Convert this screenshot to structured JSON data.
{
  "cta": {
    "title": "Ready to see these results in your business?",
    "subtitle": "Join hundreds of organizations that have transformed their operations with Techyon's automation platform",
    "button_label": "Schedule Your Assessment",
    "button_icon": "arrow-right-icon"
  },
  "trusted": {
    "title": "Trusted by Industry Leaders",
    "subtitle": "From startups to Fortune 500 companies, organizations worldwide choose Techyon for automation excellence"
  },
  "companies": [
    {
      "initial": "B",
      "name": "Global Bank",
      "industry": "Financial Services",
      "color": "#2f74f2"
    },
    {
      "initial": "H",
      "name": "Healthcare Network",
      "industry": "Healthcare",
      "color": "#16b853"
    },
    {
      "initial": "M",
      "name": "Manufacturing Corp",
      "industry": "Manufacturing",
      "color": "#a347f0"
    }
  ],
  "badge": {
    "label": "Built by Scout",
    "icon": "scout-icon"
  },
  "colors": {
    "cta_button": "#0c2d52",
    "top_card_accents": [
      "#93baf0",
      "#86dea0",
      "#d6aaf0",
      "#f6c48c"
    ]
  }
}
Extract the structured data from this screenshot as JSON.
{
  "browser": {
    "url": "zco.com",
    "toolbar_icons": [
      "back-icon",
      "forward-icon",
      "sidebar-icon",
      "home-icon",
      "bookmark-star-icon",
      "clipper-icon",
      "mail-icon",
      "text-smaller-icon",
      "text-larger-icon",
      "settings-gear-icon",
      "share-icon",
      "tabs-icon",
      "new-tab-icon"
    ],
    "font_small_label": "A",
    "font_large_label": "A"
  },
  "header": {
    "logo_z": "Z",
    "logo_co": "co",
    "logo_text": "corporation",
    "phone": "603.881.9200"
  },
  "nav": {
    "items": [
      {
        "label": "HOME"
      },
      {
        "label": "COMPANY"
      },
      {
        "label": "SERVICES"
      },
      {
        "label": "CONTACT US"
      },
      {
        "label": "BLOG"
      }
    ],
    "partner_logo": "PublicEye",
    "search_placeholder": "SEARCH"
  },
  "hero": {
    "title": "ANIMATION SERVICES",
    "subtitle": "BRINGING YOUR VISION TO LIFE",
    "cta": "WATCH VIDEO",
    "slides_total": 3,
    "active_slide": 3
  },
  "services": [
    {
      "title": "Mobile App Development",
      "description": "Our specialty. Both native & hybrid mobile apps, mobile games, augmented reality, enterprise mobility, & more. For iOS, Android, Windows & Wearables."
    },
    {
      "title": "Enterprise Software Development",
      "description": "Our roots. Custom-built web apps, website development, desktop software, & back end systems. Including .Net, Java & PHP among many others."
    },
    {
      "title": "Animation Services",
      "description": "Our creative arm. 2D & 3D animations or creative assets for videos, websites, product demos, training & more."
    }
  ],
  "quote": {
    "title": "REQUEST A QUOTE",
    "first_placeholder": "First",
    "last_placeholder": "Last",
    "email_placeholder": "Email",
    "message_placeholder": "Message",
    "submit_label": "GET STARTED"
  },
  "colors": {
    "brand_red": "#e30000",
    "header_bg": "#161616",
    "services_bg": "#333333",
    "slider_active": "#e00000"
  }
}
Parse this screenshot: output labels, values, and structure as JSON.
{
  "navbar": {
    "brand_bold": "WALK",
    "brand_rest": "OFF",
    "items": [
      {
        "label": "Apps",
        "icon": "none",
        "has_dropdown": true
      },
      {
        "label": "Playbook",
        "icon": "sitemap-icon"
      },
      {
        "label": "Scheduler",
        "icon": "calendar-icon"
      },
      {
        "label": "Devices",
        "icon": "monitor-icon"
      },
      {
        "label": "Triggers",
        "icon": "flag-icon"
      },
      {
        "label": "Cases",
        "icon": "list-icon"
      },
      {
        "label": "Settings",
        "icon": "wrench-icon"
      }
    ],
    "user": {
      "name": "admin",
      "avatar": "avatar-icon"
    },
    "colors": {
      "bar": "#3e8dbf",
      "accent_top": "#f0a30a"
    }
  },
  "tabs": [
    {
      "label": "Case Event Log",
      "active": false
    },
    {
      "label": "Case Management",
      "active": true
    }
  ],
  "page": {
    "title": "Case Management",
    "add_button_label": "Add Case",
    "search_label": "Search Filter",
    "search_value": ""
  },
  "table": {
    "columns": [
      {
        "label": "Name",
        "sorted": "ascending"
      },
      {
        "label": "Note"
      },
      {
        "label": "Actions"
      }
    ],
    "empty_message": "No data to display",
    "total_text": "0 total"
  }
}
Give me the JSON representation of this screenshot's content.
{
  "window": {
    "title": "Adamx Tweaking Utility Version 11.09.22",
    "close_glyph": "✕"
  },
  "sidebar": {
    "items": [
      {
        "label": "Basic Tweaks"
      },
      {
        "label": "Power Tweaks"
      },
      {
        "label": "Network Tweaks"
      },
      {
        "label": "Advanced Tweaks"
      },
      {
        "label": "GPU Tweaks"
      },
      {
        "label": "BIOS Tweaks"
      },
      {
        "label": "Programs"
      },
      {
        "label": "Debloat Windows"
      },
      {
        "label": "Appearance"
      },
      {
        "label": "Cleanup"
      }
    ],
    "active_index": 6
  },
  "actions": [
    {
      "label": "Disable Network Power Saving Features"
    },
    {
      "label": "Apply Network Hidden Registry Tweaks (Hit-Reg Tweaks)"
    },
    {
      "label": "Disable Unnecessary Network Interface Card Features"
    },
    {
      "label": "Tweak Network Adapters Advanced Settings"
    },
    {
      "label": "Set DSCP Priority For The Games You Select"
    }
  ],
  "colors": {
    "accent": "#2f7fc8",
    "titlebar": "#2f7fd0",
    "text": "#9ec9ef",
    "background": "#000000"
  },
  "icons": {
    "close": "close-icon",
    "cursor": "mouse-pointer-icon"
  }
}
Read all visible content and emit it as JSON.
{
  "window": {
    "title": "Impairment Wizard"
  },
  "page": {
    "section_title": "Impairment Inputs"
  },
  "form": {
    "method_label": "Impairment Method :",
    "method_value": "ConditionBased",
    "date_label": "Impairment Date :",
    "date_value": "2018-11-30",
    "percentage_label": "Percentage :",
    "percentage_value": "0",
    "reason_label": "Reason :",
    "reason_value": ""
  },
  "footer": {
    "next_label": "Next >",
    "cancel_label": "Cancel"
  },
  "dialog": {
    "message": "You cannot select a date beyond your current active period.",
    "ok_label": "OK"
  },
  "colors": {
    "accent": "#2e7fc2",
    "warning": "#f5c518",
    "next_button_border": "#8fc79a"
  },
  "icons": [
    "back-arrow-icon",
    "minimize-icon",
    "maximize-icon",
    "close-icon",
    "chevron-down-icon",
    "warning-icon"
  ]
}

Requirements> Copy out the lines in which the string "Disable" appears.

Response to this task>
      "label": "Disable Network Power Saving Features"
      "label": "Disable Unnecessary Network Interface Card Features"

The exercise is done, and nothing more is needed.